[WHAT YOU ARE ASKED TO DO]: Using the listing below, select the lines with the word "JSON" and copy them.

■ ■ ■ ■ ■ ■ ■

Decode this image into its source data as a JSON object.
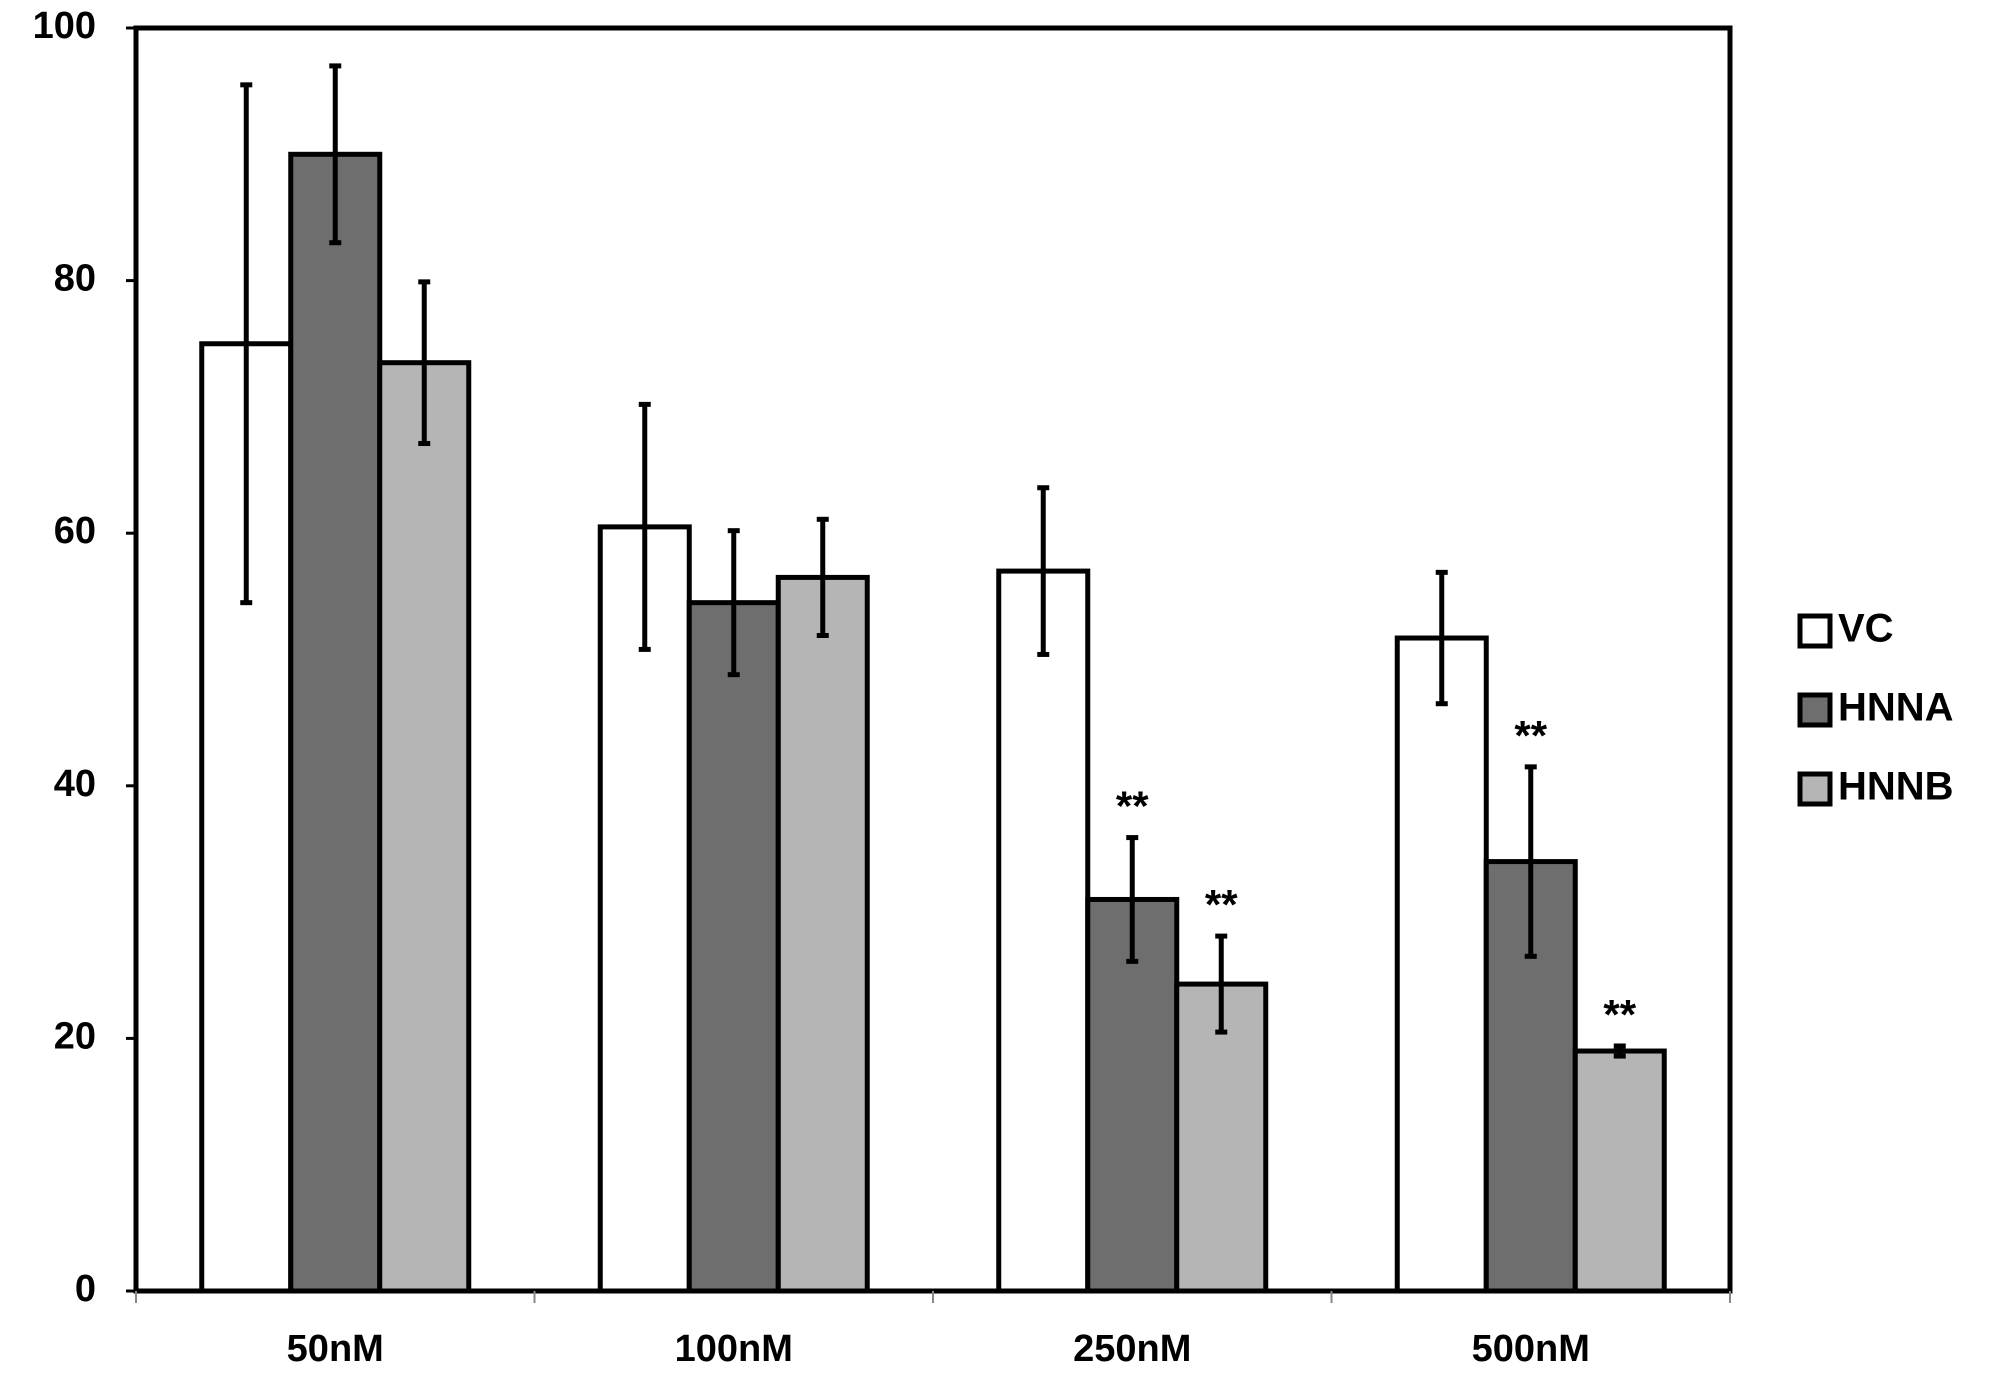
{
  "chart_data": {
    "type": "bar",
    "categories": [
      "50nM",
      "100nM",
      "250nM",
      "500nM"
    ],
    "series": [
      {
        "name": "VC",
        "color": "#ffffff",
        "values": [
          75,
          60.5,
          57,
          51.7
        ],
        "errors": [
          20.5,
          9.7,
          6.6,
          5.2
        ]
      },
      {
        "name": "HNNA",
        "color": "#6e6e6e",
        "values": [
          90,
          54.5,
          31,
          34
        ],
        "errors": [
          7,
          5.7,
          4.9,
          7.5
        ]
      },
      {
        "name": "HNNB",
        "color": "#b5b5b5",
        "values": [
          73.5,
          56.5,
          24.3,
          19
        ],
        "errors": [
          6.4,
          4.6,
          3.8,
          0.4
        ]
      }
    ],
    "annotations": [
      {
        "text": "**",
        "category": "250nM",
        "series": "HNNA"
      },
      {
        "text": "**",
        "category": "250nM",
        "series": "HNNB"
      },
      {
        "text": "**",
        "category": "500nM",
        "series": "HNNA"
      },
      {
        "text": "**",
        "category": "500nM",
        "series": "HNNB"
      }
    ],
    "ylim": [
      0,
      100
    ],
    "yticks": [
      0,
      20,
      40,
      60,
      80,
      100
    ],
    "grid": false,
    "legend": "right"
  }
}
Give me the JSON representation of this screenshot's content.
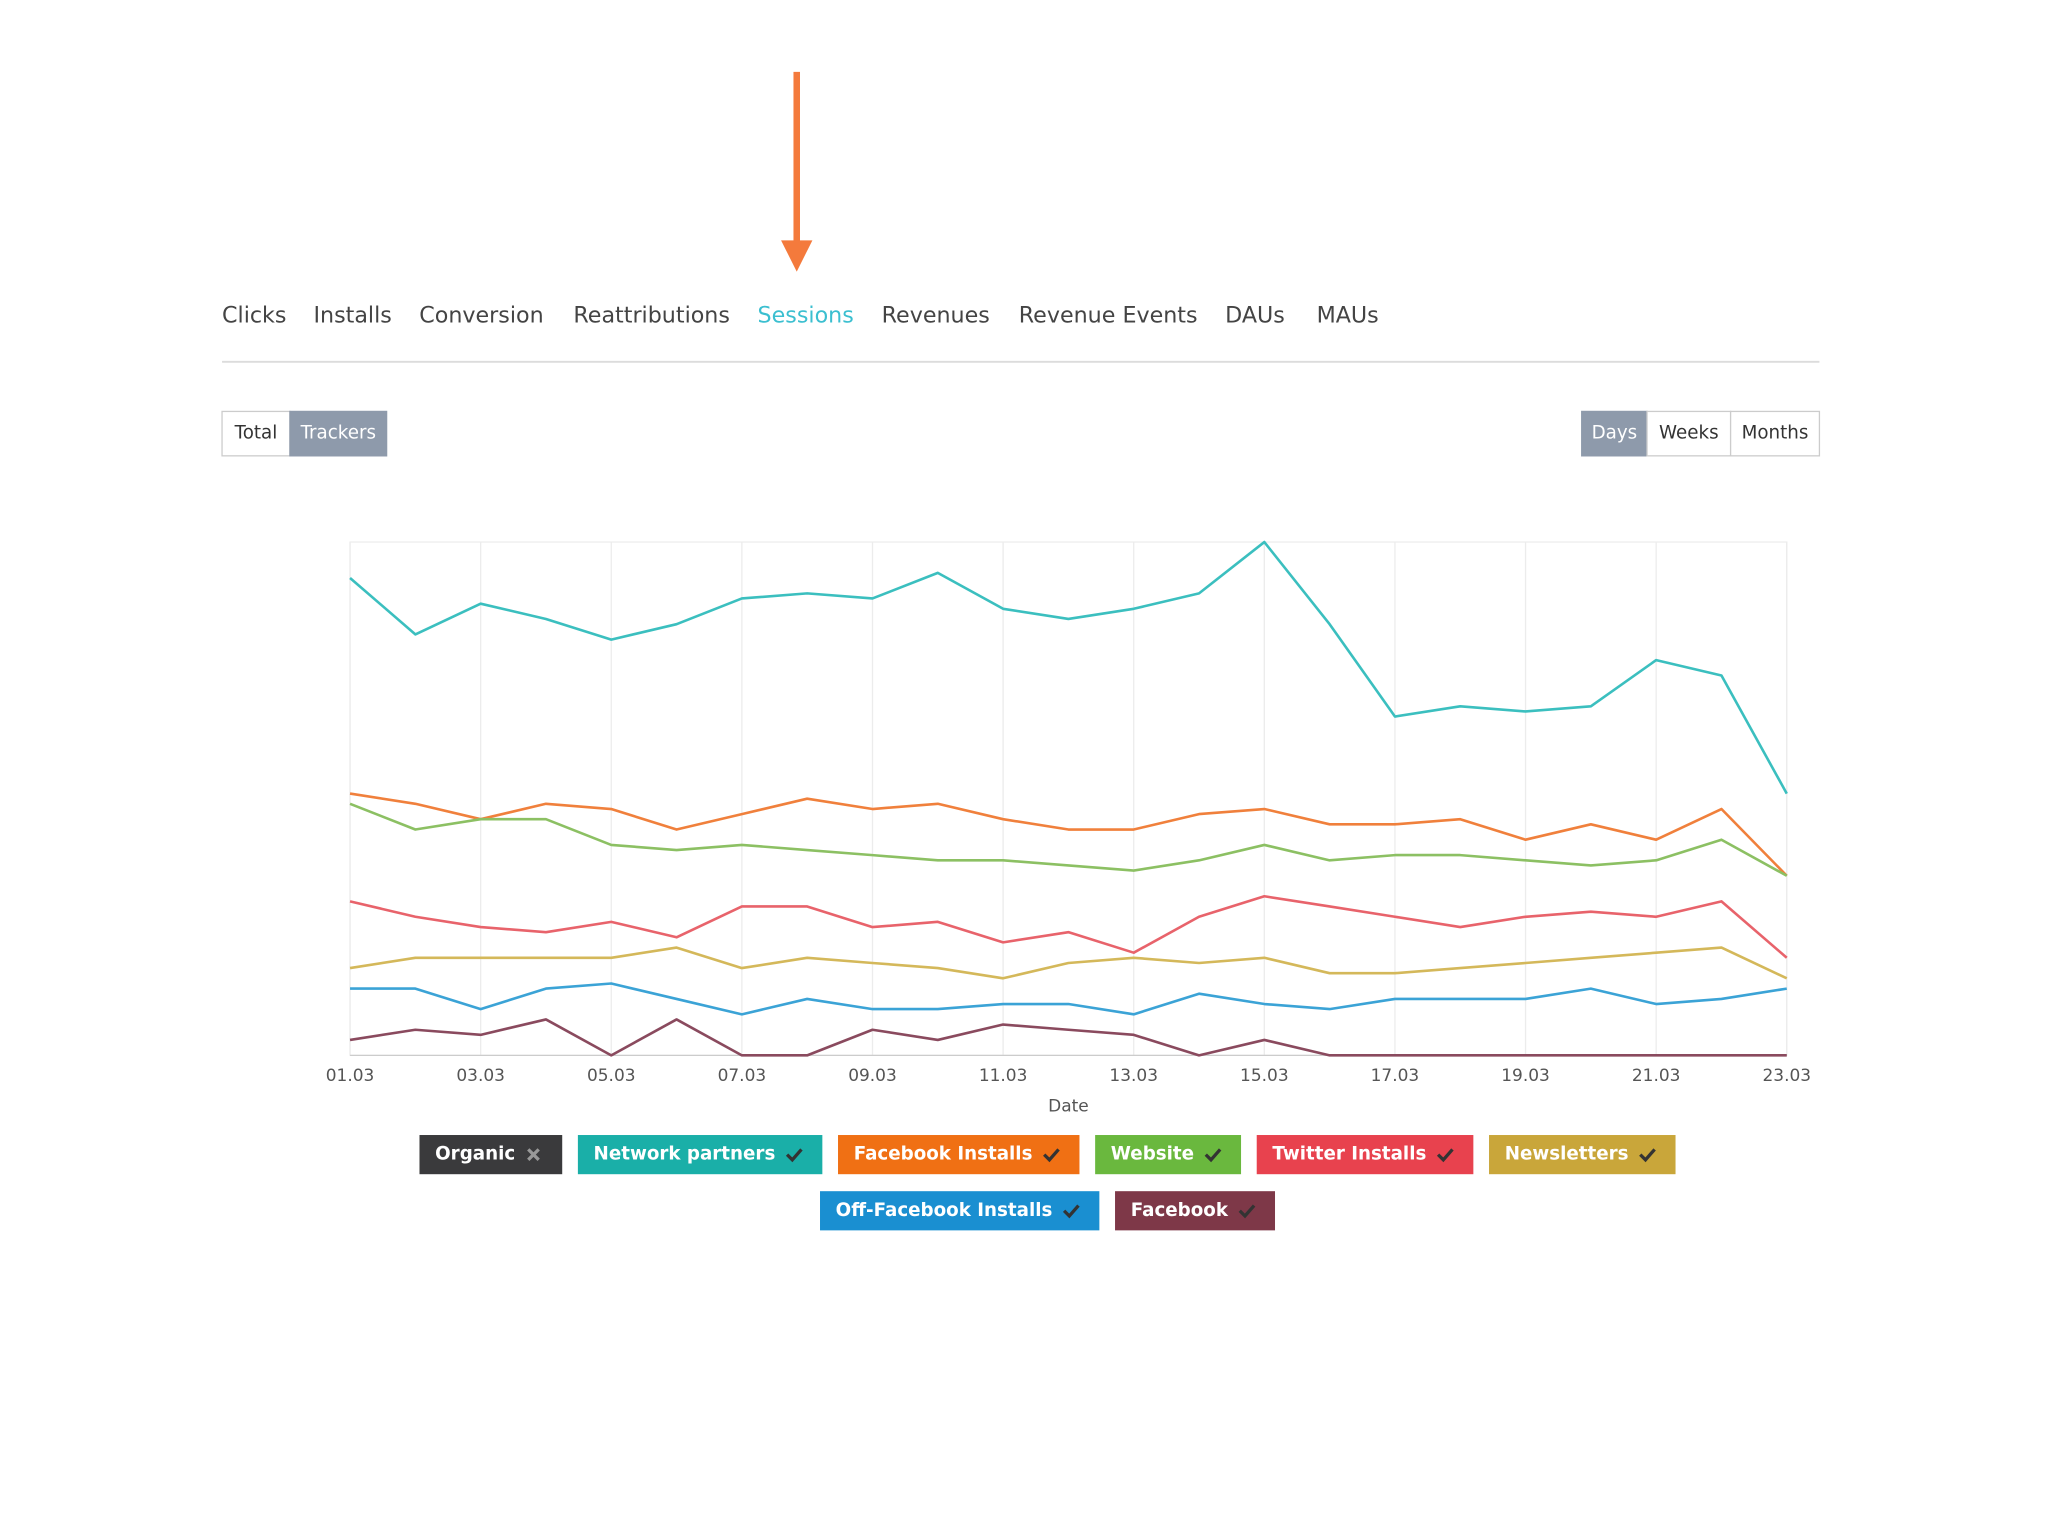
{
  "tabs": [
    "Clicks",
    "Installs",
    "Conversion",
    "Reattributions",
    "Sessions",
    "Revenues",
    "Revenue Events",
    "DAUs",
    "MAUs"
  ],
  "active_tab": 4,
  "view_buttons": [
    "Total",
    "Trackers"
  ],
  "active_view": 1,
  "period_buttons": [
    "Days",
    "Weeks",
    "Months"
  ],
  "active_period": 0,
  "chart_data": {
    "type": "line",
    "x_label": "Date",
    "categories": [
      "01.03",
      null,
      "03.03",
      null,
      "05.03",
      null,
      "07.03",
      null,
      "09.03",
      null,
      "11.03",
      null,
      "13.03",
      null,
      "15.03",
      null,
      "17.03",
      null,
      "19.03",
      null,
      "21.03",
      null,
      "23.03"
    ],
    "ylim": [
      0,
      100
    ],
    "grid": true,
    "series": [
      {
        "name": "Network partners",
        "color": "#3bbfbf",
        "legend_color": "#1aafa8",
        "values": [
          93,
          82,
          88,
          85,
          81,
          84,
          89,
          90,
          89,
          94,
          87,
          85,
          87,
          90,
          100,
          84,
          66,
          68,
          67,
          68,
          77,
          74,
          51
        ]
      },
      {
        "name": "Facebook Installs",
        "color": "#f0803c",
        "legend_color": "#f07014",
        "values": [
          51,
          49,
          46,
          49,
          48,
          44,
          47,
          50,
          48,
          49,
          46,
          44,
          44,
          47,
          48,
          45,
          45,
          46,
          42,
          45,
          42,
          48,
          35
        ]
      },
      {
        "name": "Website",
        "color": "#8cc063",
        "legend_color": "#6ab83e",
        "values": [
          49,
          44,
          46,
          46,
          41,
          40,
          41,
          40,
          39,
          38,
          38,
          37,
          36,
          38,
          41,
          38,
          39,
          39,
          38,
          37,
          38,
          42,
          35
        ]
      },
      {
        "name": "Twitter Installs",
        "color": "#e8636b",
        "legend_color": "#e8424e",
        "values": [
          30,
          27,
          25,
          24,
          26,
          23,
          29,
          29,
          25,
          26,
          22,
          24,
          20,
          27,
          31,
          29,
          27,
          25,
          27,
          28,
          27,
          30,
          19
        ]
      },
      {
        "name": "Newsletters",
        "color": "#d4b85a",
        "legend_color": "#c9a63a",
        "values": [
          17,
          19,
          19,
          19,
          19,
          21,
          17,
          19,
          18,
          17,
          15,
          18,
          19,
          18,
          19,
          16,
          16,
          17,
          18,
          19,
          20,
          21,
          15
        ]
      },
      {
        "name": "Off-Facebook Installs",
        "color": "#3ba3d6",
        "legend_color": "#1a8fd1",
        "values": [
          13,
          13,
          9,
          13,
          14,
          11,
          8,
          11,
          9,
          9,
          10,
          10,
          8,
          12,
          10,
          9,
          11,
          11,
          11,
          13,
          10,
          11,
          13
        ]
      },
      {
        "name": "Facebook",
        "color": "#8a4a5e",
        "legend_color": "#7e3848",
        "values": [
          3,
          5,
          4,
          7,
          0,
          7,
          0,
          0,
          5,
          3,
          6,
          5,
          4,
          0,
          3,
          0,
          0,
          0,
          0,
          0,
          0,
          0,
          0
        ]
      }
    ],
    "hidden_series": [
      {
        "name": "Organic",
        "legend_color": "#3a3a3c"
      }
    ]
  }
}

■ ■ ■ ■ ■ ■ ■

[SOLUTION FOR THIS TASK]:
Decode this image into its source data as a JSON object.
Give me the JSON representation of this screenshot's content.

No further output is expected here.